To be done » Go through the listing beneath this task and return every line that carries the string "text".

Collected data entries
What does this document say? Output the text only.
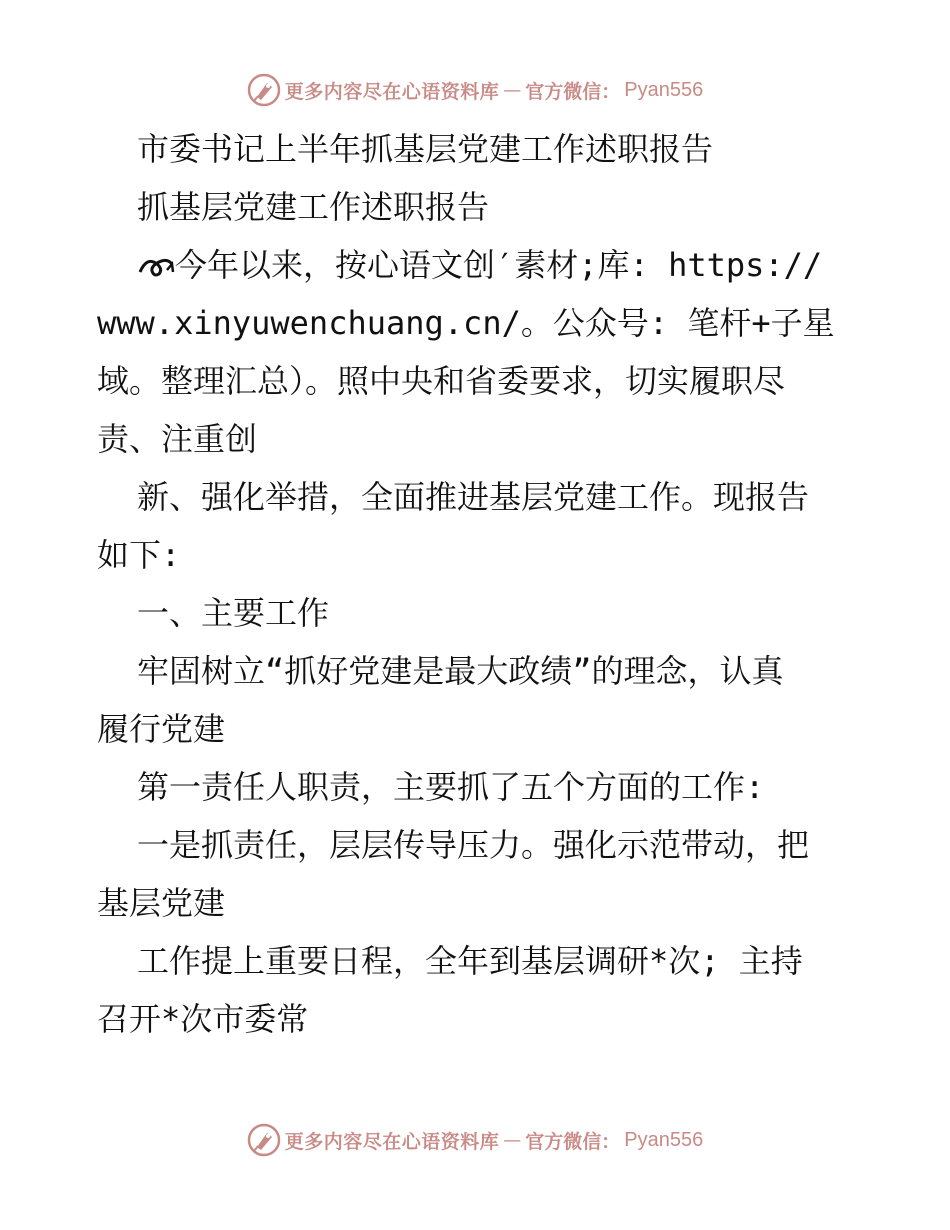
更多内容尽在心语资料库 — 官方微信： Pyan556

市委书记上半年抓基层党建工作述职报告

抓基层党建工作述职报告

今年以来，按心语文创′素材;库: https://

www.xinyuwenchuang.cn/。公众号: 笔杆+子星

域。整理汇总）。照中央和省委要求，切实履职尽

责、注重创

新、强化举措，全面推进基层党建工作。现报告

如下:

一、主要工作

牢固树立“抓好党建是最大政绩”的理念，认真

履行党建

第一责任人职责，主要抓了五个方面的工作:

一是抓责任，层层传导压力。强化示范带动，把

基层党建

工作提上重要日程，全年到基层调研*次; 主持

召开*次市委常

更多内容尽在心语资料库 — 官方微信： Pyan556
...
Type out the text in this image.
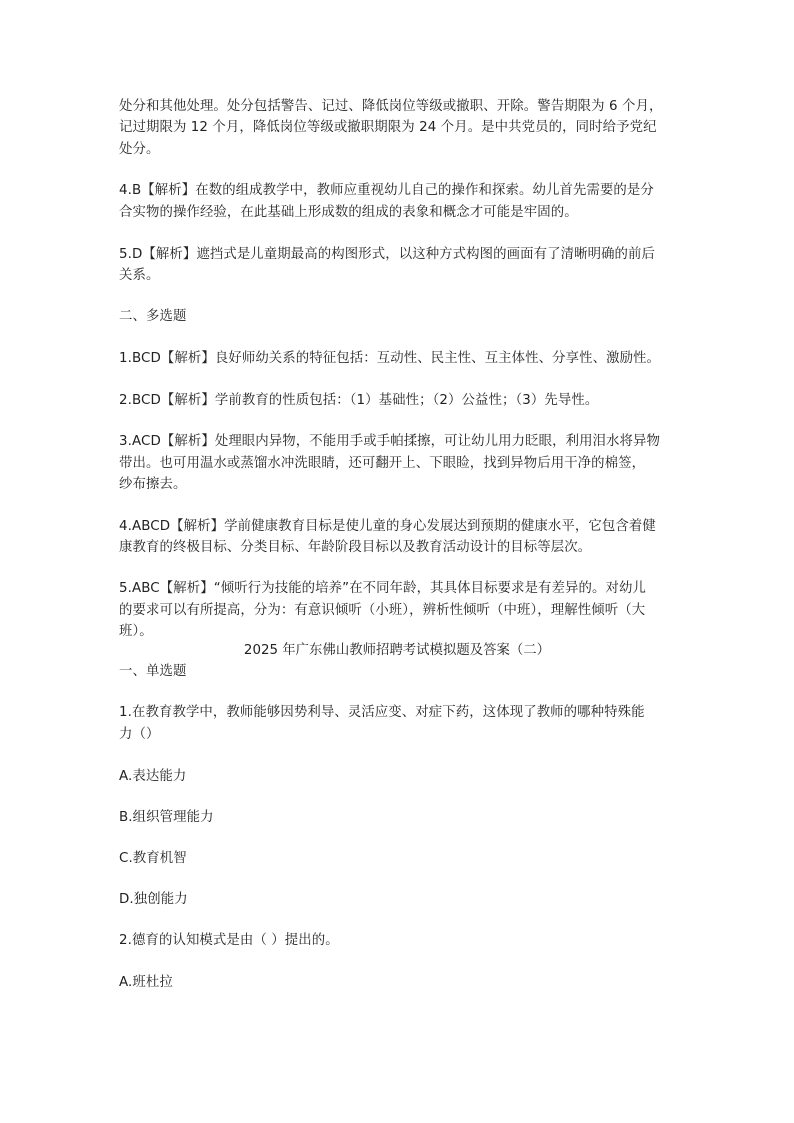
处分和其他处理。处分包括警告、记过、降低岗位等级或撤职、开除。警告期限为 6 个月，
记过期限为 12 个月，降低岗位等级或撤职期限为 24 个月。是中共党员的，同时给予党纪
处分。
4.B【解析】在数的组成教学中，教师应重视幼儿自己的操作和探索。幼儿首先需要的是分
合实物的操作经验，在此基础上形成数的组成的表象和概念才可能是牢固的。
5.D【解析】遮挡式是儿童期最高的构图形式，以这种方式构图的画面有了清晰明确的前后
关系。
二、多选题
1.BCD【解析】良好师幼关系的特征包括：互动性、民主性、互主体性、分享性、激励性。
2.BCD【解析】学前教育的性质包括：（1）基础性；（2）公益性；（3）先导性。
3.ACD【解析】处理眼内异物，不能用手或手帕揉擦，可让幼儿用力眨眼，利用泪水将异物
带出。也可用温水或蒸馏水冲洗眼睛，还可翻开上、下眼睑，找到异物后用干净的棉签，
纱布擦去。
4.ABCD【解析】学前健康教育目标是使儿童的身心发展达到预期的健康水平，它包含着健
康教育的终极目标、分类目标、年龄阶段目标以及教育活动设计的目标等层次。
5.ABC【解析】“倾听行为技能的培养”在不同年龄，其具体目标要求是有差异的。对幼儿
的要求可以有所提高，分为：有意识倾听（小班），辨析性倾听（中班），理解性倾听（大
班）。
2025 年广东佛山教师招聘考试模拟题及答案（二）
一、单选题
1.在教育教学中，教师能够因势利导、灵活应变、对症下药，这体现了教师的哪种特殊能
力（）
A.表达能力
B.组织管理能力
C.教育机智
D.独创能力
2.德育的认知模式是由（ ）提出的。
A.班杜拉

Solution below »
What does this document say? Output the text only.
Type out the text in this image.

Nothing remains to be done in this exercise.